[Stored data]
##############################
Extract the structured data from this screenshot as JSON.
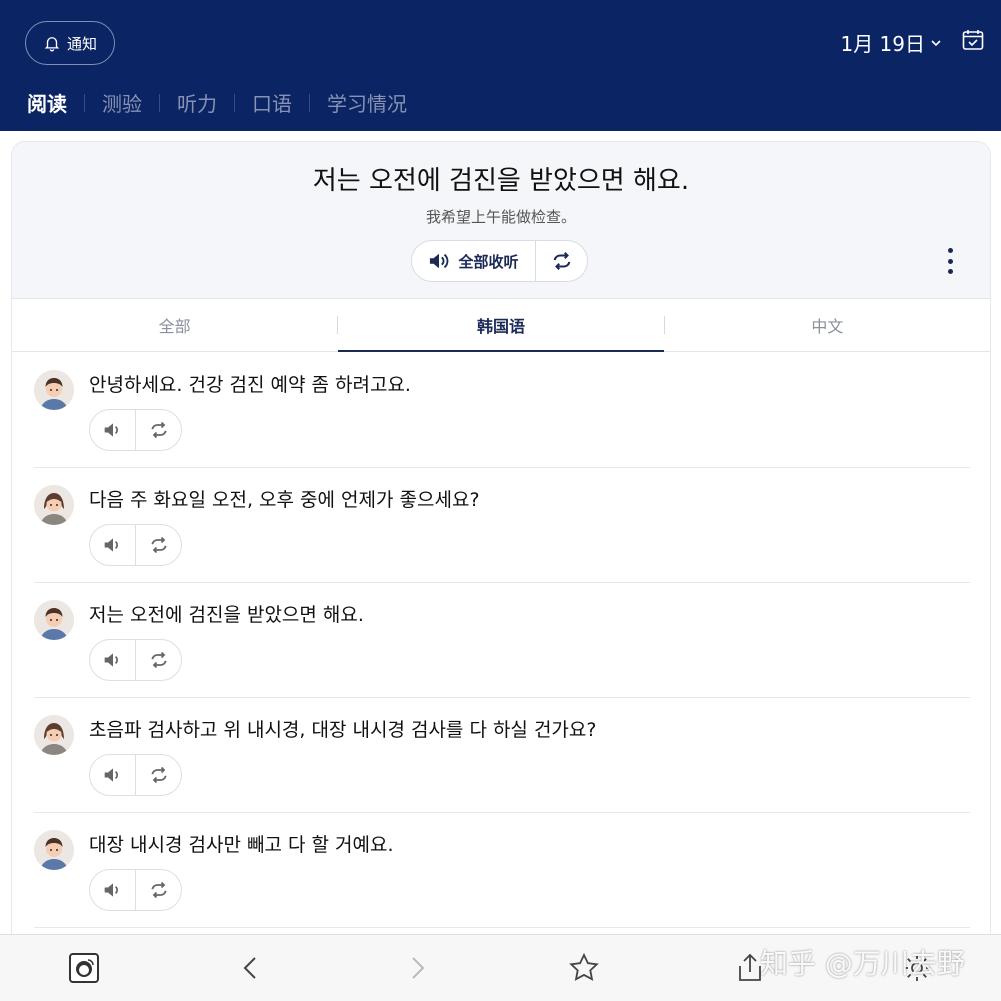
{
  "header": {
    "notify_label": "通知",
    "date_label": "1月 19日",
    "tabs": [
      {
        "label": "阅读",
        "active": true
      },
      {
        "label": "测验",
        "active": false
      },
      {
        "label": "听力",
        "active": false
      },
      {
        "label": "口语",
        "active": false
      },
      {
        "label": "学习情况",
        "active": false
      }
    ]
  },
  "sentence": {
    "korean": "저는 오전에 검진을 받았으면 해요.",
    "chinese": "我希望上午能做检查。",
    "listen_all_label": "全部收听"
  },
  "language_tabs": [
    {
      "label": "全部",
      "active": false
    },
    {
      "label": "韩国语",
      "active": true
    },
    {
      "label": "中文",
      "active": false
    }
  ],
  "dialogue": [
    {
      "speaker": "male",
      "text": "안녕하세요. 건강 검진 예약 좀 하려고요."
    },
    {
      "speaker": "female",
      "text": "다음 주 화요일 오전, 오후 중에 언제가 좋으세요?"
    },
    {
      "speaker": "male",
      "text": "저는 오전에 검진을 받았으면 해요."
    },
    {
      "speaker": "female",
      "text": "초음파 검사하고 위 내시경, 대장 내시경 검사를 다 하실 건가요?"
    },
    {
      "speaker": "male",
      "text": "대장 내시경 검사만 빼고 다 할 거예요."
    }
  ],
  "bottom_bar": {
    "icons": [
      "avatar-icon",
      "back-arrow-icon",
      "forward-arrow-icon",
      "star-icon",
      "share-icon",
      "settings-icon"
    ]
  },
  "watermark": "知乎 @万川去野",
  "colors": {
    "header_bg": "#0b2464",
    "accent": "#1b2a55"
  }
}
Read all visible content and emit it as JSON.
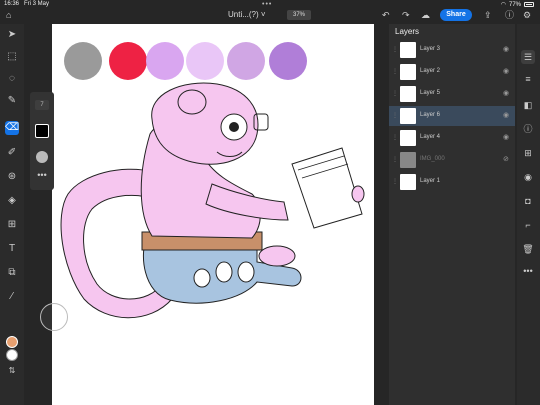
{
  "status": {
    "time": "16:36",
    "date": "Fri 3 May",
    "battery": "77%"
  },
  "toolbar": {
    "doc_title": "Unti...(?) ˅",
    "zoom": "37%",
    "share_label": "Share"
  },
  "brush": {
    "size": "7"
  },
  "colors": {
    "foreground": "#e8a070",
    "background": "#ffffff",
    "accent": "#1473e6",
    "swatches": [
      "#9a9a9a",
      "#ee2244",
      "#d9a6f0",
      "#e9c6f7",
      "#d0a6e4",
      "#b07ed8"
    ]
  },
  "layers_panel": {
    "title": "Layers",
    "layers": [
      {
        "name": "Layer 3",
        "visible": true
      },
      {
        "name": "Layer 2",
        "visible": true
      },
      {
        "name": "Layer 5",
        "visible": true
      },
      {
        "name": "Layer 6",
        "visible": true,
        "selected": true
      },
      {
        "name": "Layer 4",
        "visible": true
      },
      {
        "name": "IMG_000",
        "visible": false
      },
      {
        "name": "Layer 1",
        "visible": true
      }
    ]
  }
}
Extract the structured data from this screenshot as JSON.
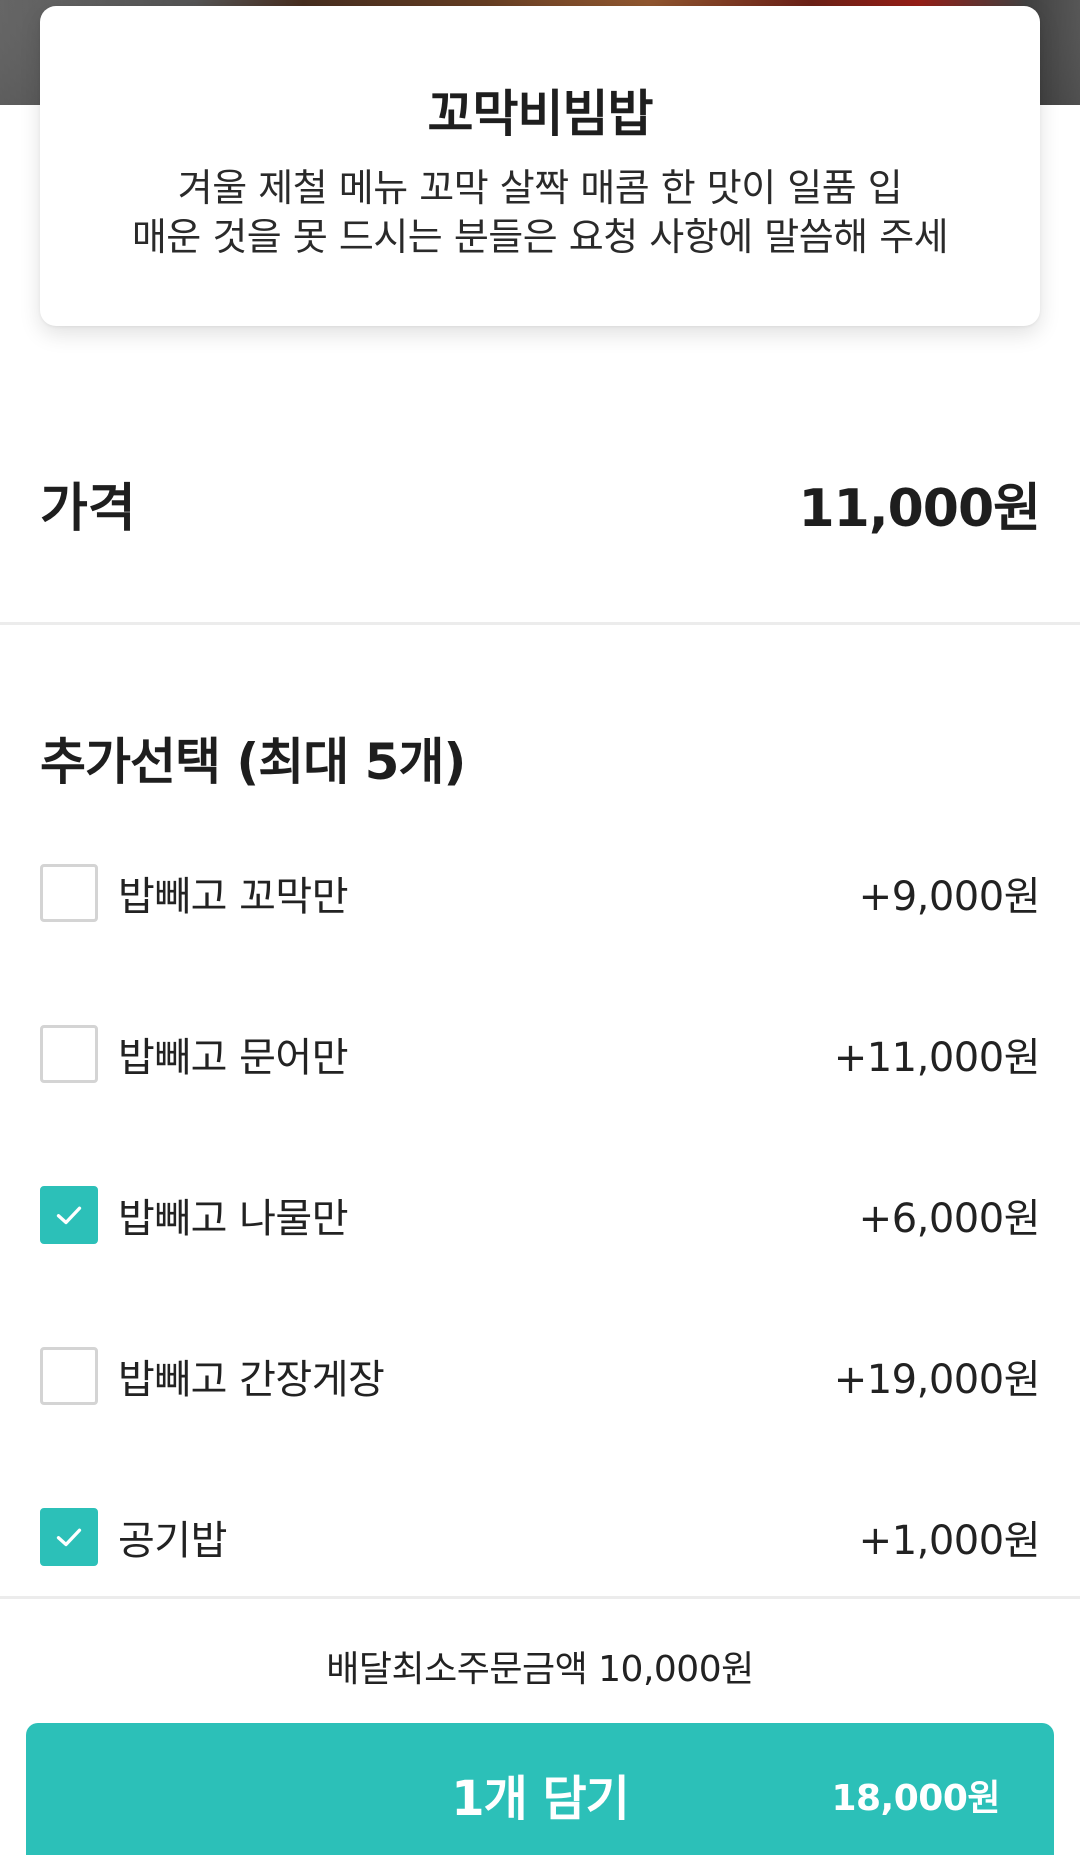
{
  "menu": {
    "title": "꼬막비빔밥",
    "description_line1": "겨울 제철 메뉴 꼬막 살짝 매콤 한 맛이 일품 입",
    "description_line2": "매운 것을 못 드시는 분들은 요청 사항에 말씀해 주세",
    "hero_image": "food-photo"
  },
  "price": {
    "label": "가격",
    "value": "11,000원"
  },
  "options": {
    "title": "추가선택 (최대 5개)",
    "items": [
      {
        "label": "밥빼고 꼬막만",
        "price": "+9,000원",
        "checked": false
      },
      {
        "label": "밥빼고 문어만",
        "price": "+11,000원",
        "checked": false
      },
      {
        "label": "밥빼고 나물만",
        "price": "+6,000원",
        "checked": true
      },
      {
        "label": "밥빼고 간장게장",
        "price": "+19,000원",
        "checked": false
      },
      {
        "label": "공기밥",
        "price": "+1,000원",
        "checked": true
      }
    ]
  },
  "footer": {
    "min_order": "배달최소주문금액 10,000원",
    "cart_label": "1개 담기",
    "cart_total": "18,000원"
  },
  "colors": {
    "accent": "#2cc0b8",
    "checkbox_border": "#d4d4d4",
    "text": "#1e1e1e",
    "divider": "#ececec"
  },
  "icons": {
    "check": "check-icon"
  }
}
##############################
→ **PROBLEM DESCRIPTION**:
Will you set down the records word for word while leaving out every picture?

→ **TASK RESULT**:
Extract the structured data from this screenshot as JSON.
{
  "header": {
    "notify_label": "通知",
    "date_label": "1月 19日",
    "tabs": [
      {
        "label": "阅读",
        "active": true
      },
      {
        "label": "测验",
        "active": false
      },
      {
        "label": "听力",
        "active": false
      },
      {
        "label": "口语",
        "active": false
      },
      {
        "label": "学习情况",
        "active": false
      }
    ]
  },
  "sentence": {
    "korean": "저는 오전에 검진을 받았으면 해요.",
    "chinese": "我希望上午能做检查。",
    "listen_all_label": "全部收听"
  },
  "language_tabs": [
    {
      "label": "全部",
      "active": false
    },
    {
      "label": "韩国语",
      "active": true
    },
    {
      "label": "中文",
      "active": false
    }
  ],
  "dialogue": [
    {
      "speaker": "male",
      "text": "안녕하세요. 건강 검진 예약 좀 하려고요."
    },
    {
      "speaker": "female",
      "text": "다음 주 화요일 오전, 오후 중에 언제가 좋으세요?"
    },
    {
      "speaker": "male",
      "text": "저는 오전에 검진을 받았으면 해요."
    },
    {
      "speaker": "female",
      "text": "초음파 검사하고 위 내시경, 대장 내시경 검사를 다 하실 건가요?"
    },
    {
      "speaker": "male",
      "text": "대장 내시경 검사만 빼고 다 할 거예요."
    }
  ],
  "bottom_bar": {
    "icons": [
      "avatar-icon",
      "back-arrow-icon",
      "forward-arrow-icon",
      "star-icon",
      "share-icon",
      "settings-icon"
    ]
  },
  "watermark": "知乎 @万川去野",
  "colors": {
    "header_bg": "#0b2464",
    "accent": "#1b2a55"
  }
}
Read all visible content and emit it as JSON.
{
  "status": {
    "time": "16:36",
    "date": "Fri 3 May",
    "battery": "77%"
  },
  "toolbar": {
    "doc_title": "Unti...(?) ˅",
    "zoom": "37%",
    "share_label": "Share"
  },
  "brush": {
    "size": "7"
  },
  "colors": {
    "foreground": "#e8a070",
    "background": "#ffffff",
    "accent": "#1473e6",
    "swatches": [
      "#9a9a9a",
      "#ee2244",
      "#d9a6f0",
      "#e9c6f7",
      "#d0a6e4",
      "#b07ed8"
    ]
  },
  "layers_panel": {
    "title": "Layers",
    "layers": [
      {
        "name": "Layer 3",
        "visible": true
      },
      {
        "name": "Layer 2",
        "visible": true
      },
      {
        "name": "Layer 5",
        "visible": true
      },
      {
        "name": "Layer 6",
        "visible": true,
        "selected": true
      },
      {
        "name": "Layer 4",
        "visible": true
      },
      {
        "name": "IMG_000",
        "visible": false
      },
      {
        "name": "Layer 1",
        "visible": true
      }
    ]
  }
}
Extract the structured data from this screenshot as JSON.
{
  "menu": {
    "title": "꼬막비빔밥",
    "description_line1": "겨울 제철 메뉴 꼬막 살짝 매콤 한 맛이 일품 입",
    "description_line2": "매운 것을 못 드시는 분들은 요청 사항에 말씀해 주세",
    "hero_image": "food-photo"
  },
  "price": {
    "label": "가격",
    "value": "11,000원"
  },
  "options": {
    "title": "추가선택 (최대 5개)",
    "items": [
      {
        "label": "밥빼고 꼬막만",
        "price": "+9,000원",
        "checked": false
      },
      {
        "label": "밥빼고 문어만",
        "price": "+11,000원",
        "checked": false
      },
      {
        "label": "밥빼고 나물만",
        "price": "+6,000원",
        "checked": true
      },
      {
        "label": "밥빼고 간장게장",
        "price": "+19,000원",
        "checked": false
      },
      {
        "label": "공기밥",
        "price": "+1,000원",
        "checked": true
      }
    ]
  },
  "footer": {
    "min_order": "배달최소주문금액 10,000원",
    "cart_label": "1개 담기",
    "cart_total": "18,000원"
  },
  "colors": {
    "accent": "#2cc0b8",
    "checkbox_border": "#d4d4d4",
    "text": "#1e1e1e",
    "divider": "#ececec"
  },
  "icons": {
    "check": "check-icon"
  }
}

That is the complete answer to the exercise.